## START Dataset entries
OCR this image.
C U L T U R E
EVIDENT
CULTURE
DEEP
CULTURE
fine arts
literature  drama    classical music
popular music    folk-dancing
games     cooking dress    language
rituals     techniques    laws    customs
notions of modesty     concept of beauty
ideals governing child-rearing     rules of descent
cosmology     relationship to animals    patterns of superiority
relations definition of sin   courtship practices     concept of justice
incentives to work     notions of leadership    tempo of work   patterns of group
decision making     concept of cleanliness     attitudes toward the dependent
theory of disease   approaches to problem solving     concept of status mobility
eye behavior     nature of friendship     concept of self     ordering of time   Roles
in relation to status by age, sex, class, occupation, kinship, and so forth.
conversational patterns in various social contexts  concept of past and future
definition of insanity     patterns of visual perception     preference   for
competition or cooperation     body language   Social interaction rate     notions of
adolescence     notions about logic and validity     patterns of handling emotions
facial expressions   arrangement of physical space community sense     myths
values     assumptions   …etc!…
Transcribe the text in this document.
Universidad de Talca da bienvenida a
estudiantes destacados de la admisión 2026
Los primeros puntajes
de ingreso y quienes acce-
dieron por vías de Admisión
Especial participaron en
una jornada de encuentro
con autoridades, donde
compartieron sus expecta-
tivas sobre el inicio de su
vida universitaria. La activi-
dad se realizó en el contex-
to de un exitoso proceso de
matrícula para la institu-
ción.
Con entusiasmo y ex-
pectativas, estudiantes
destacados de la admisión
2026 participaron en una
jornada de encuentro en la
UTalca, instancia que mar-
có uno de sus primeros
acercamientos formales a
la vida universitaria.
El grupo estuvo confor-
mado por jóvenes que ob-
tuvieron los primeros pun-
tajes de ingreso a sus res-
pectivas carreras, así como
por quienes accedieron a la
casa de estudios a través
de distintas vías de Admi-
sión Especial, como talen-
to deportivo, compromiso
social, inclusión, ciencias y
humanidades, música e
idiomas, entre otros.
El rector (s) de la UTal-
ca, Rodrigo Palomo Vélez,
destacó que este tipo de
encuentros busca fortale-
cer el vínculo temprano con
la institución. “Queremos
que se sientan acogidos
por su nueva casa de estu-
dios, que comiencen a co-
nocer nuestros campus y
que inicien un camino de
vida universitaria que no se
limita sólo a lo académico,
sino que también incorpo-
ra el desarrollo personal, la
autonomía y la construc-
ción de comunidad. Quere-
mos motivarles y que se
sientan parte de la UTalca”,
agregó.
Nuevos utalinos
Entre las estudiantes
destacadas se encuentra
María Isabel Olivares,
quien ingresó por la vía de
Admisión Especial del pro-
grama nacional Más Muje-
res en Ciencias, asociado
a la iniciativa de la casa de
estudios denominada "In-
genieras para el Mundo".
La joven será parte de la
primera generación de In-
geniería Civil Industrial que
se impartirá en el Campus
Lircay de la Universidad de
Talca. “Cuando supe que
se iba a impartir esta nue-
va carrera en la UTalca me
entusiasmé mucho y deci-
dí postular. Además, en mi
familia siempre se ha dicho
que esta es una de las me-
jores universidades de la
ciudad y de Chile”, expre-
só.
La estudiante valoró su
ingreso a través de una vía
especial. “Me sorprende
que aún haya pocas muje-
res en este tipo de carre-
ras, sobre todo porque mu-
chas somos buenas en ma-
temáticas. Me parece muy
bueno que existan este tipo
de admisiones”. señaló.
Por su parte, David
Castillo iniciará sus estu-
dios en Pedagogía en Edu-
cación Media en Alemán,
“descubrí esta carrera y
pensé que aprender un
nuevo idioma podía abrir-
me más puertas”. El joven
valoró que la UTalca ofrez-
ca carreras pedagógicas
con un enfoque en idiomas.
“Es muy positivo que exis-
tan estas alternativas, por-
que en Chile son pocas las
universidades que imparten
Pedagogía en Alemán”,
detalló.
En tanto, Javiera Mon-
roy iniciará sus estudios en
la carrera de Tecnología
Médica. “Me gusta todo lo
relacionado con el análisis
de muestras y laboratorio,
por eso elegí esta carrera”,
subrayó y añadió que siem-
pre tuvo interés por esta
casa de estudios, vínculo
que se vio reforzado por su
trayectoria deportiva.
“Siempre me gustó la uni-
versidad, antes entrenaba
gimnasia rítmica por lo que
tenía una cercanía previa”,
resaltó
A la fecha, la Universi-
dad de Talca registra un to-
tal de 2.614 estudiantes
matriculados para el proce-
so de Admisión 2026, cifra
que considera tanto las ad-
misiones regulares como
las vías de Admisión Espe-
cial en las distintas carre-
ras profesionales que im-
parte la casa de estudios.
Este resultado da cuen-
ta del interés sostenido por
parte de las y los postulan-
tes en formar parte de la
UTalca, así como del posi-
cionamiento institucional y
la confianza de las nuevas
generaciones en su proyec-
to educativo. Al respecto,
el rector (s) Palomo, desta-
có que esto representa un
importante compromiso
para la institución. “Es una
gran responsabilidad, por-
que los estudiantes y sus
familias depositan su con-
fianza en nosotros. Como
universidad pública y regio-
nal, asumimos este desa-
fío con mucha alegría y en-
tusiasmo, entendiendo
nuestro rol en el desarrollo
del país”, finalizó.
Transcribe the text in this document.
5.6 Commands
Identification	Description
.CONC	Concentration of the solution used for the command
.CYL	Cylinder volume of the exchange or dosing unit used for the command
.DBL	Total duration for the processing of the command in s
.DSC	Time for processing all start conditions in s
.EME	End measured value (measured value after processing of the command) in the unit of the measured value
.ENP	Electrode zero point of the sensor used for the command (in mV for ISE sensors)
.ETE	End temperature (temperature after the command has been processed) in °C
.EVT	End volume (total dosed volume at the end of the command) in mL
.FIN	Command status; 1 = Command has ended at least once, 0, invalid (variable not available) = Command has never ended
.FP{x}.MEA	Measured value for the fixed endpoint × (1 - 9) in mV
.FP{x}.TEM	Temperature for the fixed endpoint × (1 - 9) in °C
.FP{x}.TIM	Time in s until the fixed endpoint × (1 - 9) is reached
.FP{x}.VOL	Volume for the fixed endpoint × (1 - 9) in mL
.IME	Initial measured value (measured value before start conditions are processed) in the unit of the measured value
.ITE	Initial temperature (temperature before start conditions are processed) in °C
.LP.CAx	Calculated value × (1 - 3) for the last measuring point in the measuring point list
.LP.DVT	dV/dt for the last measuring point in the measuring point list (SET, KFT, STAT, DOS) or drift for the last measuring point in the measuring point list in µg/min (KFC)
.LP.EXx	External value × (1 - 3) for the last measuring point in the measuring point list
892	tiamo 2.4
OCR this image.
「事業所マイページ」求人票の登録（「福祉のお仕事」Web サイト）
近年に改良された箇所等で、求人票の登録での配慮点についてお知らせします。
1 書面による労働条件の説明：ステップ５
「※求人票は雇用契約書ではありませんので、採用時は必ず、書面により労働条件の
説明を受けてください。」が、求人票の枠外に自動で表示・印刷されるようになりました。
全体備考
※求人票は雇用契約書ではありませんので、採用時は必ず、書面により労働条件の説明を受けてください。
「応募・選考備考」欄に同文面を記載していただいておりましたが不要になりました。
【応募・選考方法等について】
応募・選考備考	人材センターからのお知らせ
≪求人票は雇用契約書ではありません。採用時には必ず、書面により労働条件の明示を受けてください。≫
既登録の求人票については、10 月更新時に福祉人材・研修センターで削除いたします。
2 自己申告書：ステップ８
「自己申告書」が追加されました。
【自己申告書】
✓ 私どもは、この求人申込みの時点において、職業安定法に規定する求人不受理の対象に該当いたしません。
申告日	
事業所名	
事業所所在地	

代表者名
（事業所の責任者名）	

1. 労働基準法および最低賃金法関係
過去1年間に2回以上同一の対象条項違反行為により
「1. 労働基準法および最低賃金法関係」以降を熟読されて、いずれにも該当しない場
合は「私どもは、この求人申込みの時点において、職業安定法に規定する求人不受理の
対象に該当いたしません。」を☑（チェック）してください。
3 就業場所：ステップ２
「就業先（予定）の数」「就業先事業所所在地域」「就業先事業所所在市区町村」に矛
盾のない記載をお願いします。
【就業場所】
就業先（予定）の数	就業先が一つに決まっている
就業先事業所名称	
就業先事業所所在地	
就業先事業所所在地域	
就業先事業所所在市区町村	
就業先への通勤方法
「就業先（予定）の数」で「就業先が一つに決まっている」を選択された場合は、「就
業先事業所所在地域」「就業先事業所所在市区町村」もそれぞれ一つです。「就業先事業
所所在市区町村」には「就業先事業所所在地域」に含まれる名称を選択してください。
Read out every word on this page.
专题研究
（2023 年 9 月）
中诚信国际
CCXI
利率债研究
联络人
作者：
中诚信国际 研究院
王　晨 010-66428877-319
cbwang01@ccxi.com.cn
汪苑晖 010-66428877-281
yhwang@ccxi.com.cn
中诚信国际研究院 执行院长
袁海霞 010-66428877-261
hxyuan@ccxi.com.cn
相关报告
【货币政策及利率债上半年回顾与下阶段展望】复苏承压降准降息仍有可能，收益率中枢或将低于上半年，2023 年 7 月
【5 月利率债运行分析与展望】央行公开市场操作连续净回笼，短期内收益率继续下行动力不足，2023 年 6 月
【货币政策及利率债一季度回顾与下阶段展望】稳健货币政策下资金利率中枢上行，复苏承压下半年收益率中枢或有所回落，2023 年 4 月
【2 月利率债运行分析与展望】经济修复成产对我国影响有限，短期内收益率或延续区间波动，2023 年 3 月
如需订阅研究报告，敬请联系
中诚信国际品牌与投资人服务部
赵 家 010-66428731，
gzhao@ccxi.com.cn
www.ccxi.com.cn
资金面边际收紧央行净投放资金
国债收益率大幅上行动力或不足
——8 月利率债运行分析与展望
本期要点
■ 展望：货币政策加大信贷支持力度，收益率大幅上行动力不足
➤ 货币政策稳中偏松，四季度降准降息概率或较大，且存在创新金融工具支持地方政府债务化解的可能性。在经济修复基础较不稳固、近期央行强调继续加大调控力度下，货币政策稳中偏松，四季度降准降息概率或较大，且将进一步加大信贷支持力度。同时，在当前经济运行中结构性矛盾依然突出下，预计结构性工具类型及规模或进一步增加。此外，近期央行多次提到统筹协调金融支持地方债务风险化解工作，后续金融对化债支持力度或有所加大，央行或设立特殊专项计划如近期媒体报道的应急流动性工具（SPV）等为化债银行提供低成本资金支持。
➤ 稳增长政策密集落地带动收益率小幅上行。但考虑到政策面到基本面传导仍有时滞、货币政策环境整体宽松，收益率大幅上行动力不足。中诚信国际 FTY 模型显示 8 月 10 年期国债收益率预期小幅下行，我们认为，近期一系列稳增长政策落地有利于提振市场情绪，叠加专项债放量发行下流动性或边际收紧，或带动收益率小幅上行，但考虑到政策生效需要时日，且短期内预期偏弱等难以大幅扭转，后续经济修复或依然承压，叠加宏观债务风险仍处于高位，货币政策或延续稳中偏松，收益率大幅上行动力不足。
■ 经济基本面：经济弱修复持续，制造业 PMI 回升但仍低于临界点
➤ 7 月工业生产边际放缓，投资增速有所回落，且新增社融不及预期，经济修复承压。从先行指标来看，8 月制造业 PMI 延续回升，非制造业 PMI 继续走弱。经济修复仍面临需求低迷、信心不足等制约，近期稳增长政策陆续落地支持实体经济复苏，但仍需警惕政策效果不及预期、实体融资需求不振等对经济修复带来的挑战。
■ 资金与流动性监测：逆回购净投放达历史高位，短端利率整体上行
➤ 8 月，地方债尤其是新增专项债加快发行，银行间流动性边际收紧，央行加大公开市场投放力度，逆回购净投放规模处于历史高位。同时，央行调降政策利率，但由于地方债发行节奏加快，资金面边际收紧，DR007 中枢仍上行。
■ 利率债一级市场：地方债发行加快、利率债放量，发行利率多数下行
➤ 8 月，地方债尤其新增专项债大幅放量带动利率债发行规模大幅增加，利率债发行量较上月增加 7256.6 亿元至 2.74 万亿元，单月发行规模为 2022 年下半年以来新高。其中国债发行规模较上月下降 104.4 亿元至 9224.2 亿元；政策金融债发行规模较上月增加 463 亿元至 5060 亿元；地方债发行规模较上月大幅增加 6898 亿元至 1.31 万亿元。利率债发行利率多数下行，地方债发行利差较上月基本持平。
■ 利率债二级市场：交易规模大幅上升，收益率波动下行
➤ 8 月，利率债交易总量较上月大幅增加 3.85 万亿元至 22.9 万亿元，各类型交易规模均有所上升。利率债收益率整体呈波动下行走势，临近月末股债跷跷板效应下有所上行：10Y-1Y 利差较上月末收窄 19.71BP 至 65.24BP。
## END Dataset entries
Set exercise - Your task is to collect every line above that contains the word "status".

Worked solution -
theory of disease   approaches to problem solving     concept of status mobility
in relation to status by age, sex, class, occupation, kinship, and so forth.
.FIN	Command status; 1 = Command has ended at least once, 0, invalid (variable not available) = Command has never ended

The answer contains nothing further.